## WHAT TO PRODUCE
Gather up every line that includes the string "JSON".

## PROVIDED INFORMATION
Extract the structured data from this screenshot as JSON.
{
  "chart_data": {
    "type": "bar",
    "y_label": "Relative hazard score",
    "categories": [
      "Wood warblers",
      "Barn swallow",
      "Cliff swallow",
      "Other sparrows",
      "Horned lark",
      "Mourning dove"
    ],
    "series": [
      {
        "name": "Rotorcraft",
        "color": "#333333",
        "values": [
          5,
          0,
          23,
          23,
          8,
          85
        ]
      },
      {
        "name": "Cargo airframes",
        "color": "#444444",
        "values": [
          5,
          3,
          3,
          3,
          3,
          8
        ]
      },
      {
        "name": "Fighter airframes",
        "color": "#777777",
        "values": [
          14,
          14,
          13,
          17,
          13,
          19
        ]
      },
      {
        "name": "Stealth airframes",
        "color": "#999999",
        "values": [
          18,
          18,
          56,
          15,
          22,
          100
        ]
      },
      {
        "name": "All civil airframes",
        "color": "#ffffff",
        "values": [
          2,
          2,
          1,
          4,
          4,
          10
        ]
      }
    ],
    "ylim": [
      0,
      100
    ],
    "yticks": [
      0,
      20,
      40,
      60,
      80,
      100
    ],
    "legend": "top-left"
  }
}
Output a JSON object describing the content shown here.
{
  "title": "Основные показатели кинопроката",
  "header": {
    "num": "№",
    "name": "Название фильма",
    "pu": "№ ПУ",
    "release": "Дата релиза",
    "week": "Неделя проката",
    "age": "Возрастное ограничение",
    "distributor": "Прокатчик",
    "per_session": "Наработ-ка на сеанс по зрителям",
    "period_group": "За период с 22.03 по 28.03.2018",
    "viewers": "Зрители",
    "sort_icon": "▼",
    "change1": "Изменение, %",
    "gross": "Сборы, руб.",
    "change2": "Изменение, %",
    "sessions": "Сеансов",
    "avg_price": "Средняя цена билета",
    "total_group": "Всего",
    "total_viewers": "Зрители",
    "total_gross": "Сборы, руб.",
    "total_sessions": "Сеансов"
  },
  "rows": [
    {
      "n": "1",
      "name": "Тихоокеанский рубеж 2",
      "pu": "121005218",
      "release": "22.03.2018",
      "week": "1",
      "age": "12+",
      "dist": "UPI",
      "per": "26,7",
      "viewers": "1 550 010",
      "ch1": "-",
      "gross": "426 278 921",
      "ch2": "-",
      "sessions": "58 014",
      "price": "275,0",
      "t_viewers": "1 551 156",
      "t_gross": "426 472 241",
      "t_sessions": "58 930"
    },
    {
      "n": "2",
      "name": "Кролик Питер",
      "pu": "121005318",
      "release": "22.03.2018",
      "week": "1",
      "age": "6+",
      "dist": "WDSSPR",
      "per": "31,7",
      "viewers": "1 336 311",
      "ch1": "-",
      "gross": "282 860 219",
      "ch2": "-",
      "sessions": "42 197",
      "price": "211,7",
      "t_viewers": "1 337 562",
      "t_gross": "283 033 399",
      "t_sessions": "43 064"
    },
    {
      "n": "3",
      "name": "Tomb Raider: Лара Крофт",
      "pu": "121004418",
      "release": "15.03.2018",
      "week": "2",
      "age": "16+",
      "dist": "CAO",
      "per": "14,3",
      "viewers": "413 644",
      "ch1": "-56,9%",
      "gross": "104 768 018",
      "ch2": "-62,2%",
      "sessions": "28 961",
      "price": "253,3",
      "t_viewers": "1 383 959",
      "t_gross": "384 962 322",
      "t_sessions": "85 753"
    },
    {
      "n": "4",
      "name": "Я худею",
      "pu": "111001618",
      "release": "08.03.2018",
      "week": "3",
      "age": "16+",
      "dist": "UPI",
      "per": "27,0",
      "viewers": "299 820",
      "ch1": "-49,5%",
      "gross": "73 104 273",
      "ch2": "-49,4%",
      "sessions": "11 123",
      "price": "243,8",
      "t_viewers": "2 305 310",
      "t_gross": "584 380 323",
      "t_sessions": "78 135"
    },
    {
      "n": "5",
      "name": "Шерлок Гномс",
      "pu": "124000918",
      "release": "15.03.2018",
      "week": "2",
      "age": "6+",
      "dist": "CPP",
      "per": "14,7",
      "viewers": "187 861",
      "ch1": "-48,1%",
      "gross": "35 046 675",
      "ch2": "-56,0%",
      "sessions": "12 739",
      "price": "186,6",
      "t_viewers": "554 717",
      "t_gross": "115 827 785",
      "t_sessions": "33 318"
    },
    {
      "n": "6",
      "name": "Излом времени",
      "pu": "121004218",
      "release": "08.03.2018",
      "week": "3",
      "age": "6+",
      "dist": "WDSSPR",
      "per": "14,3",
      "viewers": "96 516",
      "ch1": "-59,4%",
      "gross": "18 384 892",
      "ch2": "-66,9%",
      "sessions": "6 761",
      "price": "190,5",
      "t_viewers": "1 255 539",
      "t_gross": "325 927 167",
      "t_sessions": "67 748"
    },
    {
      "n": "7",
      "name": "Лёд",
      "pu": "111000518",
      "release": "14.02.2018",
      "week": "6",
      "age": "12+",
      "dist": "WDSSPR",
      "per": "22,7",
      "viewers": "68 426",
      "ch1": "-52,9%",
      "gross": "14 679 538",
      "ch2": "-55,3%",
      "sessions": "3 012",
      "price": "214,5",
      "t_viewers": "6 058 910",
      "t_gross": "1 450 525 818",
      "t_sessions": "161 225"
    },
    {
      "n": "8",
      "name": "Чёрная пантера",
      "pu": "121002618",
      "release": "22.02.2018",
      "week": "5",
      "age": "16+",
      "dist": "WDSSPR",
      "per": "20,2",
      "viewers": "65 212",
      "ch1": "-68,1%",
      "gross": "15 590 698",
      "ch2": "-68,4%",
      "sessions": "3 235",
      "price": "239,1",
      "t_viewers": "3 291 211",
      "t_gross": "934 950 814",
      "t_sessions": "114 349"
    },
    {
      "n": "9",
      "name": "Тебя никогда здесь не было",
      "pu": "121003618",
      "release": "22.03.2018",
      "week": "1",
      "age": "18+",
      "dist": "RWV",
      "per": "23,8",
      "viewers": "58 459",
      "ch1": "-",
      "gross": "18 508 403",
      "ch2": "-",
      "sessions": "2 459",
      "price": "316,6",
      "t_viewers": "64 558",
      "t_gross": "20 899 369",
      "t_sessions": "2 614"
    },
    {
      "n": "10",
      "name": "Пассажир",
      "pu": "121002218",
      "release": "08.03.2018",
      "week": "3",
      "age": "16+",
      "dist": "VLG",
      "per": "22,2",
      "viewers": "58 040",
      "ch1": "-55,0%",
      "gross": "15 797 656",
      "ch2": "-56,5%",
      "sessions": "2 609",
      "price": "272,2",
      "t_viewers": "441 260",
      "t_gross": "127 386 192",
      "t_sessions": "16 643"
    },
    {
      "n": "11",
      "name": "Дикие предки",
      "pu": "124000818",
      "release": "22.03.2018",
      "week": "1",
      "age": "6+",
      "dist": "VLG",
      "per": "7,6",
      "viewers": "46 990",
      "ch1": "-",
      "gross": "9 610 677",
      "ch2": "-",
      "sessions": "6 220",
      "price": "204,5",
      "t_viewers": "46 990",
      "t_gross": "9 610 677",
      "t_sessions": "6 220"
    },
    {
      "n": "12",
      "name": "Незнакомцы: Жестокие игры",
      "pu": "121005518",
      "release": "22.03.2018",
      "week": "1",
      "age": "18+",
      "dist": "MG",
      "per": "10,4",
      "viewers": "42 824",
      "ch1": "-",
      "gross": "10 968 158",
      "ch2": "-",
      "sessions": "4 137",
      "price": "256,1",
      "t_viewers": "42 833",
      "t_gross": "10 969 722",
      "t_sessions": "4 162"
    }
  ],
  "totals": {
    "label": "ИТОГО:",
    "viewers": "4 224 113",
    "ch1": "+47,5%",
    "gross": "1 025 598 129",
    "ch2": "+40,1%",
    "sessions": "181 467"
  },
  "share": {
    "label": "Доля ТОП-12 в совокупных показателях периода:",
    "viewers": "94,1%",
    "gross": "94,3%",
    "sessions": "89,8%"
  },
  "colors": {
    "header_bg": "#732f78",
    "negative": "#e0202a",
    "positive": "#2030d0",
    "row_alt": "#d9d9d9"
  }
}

## THE RESULT
Extract the structured data from this screenshot as JSON.
Output a JSON object describing the content shown here.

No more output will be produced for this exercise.